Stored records

⟨

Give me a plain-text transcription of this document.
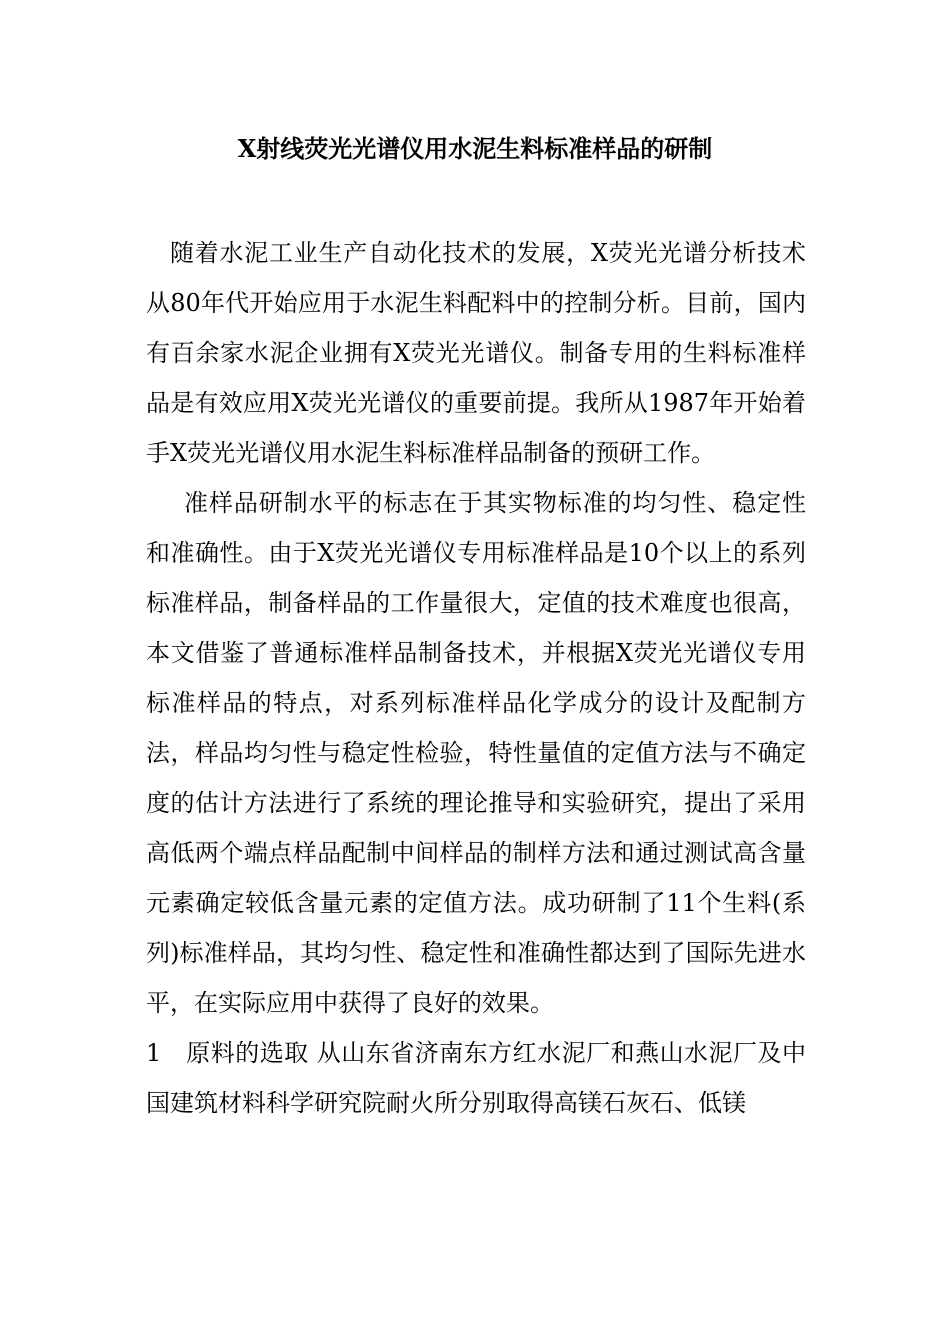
X射线荧光光谱仪用水泥生料标准样品的研制

随着水泥工业生产自动化技术的发展，X荧光光谱分析技术从80年代开始应用于水泥生料配料中的控制分析。目前，国内有百余家水泥企业拥有X荧光光谱仪。制备专用的生料标准样品是有效应用X荧光光谱仪的重要前提。我所从1987年开始着手X荧光光谱仪用水泥生料标准样品制备的预研工作。

准样品研制水平的标志在于其实物标准的均匀性、稳定性和准确性。由于X荧光光谱仪专用标准样品是10个以上的系列标准样品，制备样品的工作量很大，定值的技术难度也很高，本文借鉴了普通标准样品制备技术，并根据X荧光光谱仪专用标准样品的特点，对系列标准样品化学成分的设计及配制方法，样品均匀性与稳定性检验，特性量值的定值方法与不确定度的估计方法进行了系统的理论推导和实验研究，提出了采用高低两个端点样品配制中间样品的制样方法和通过测试高含量元素确定较低含量元素的定值方法。成功研制了11个生料(系列)标准样品，其均匀性、稳定性和准确性都达到了国际先进水平，在实际应用中获得了良好的效果。

1　原料的选取 从山东省济南东方红水泥厂和燕山水泥厂及中国建筑材料科学研究院耐火所分别取得高镁石灰石、低镁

⟩

SHORT TASK =>
Reproduce each line of the records exactly, and omit every picture.

WRITTEN ANSWER =>
Give me a plain-text transcription of this document.
X射线荧光光谱仪用水泥生料标准样品的研制

随着水泥工业生产自动化技术的发展，X荧光光谱分析技术从80年代开始应用于水泥生料配料中的控制分析。目前，国内有百余家水泥企业拥有X荧光光谱仪。制备专用的生料标准样品是有效应用X荧光光谱仪的重要前提。我所从1987年开始着手X荧光光谱仪用水泥生料标准样品制备的预研工作。

准样品研制水平的标志在于其实物标准的均匀性、稳定性和准确性。由于X荧光光谱仪专用标准样品是10个以上的系列标准样品，制备样品的工作量很大，定值的技术难度也很高，本文借鉴了普通标准样品制备技术，并根据X荧光光谱仪专用标准样品的特点，对系列标准样品化学成分的设计及配制方法，样品均匀性与稳定性检验，特性量值的定值方法与不确定度的估计方法进行了系统的理论推导和实验研究，提出了采用高低两个端点样品配制中间样品的制样方法和通过测试高含量元素确定较低含量元素的定值方法。成功研制了11个生料(系列)标准样品，其均匀性、稳定性和准确性都达到了国际先进水平，在实际应用中获得了良好的效果。

1　原料的选取 从山东省济南东方红水泥厂和燕山水泥厂及中国建筑材料科学研究院耐火所分别取得高镁石灰石、低镁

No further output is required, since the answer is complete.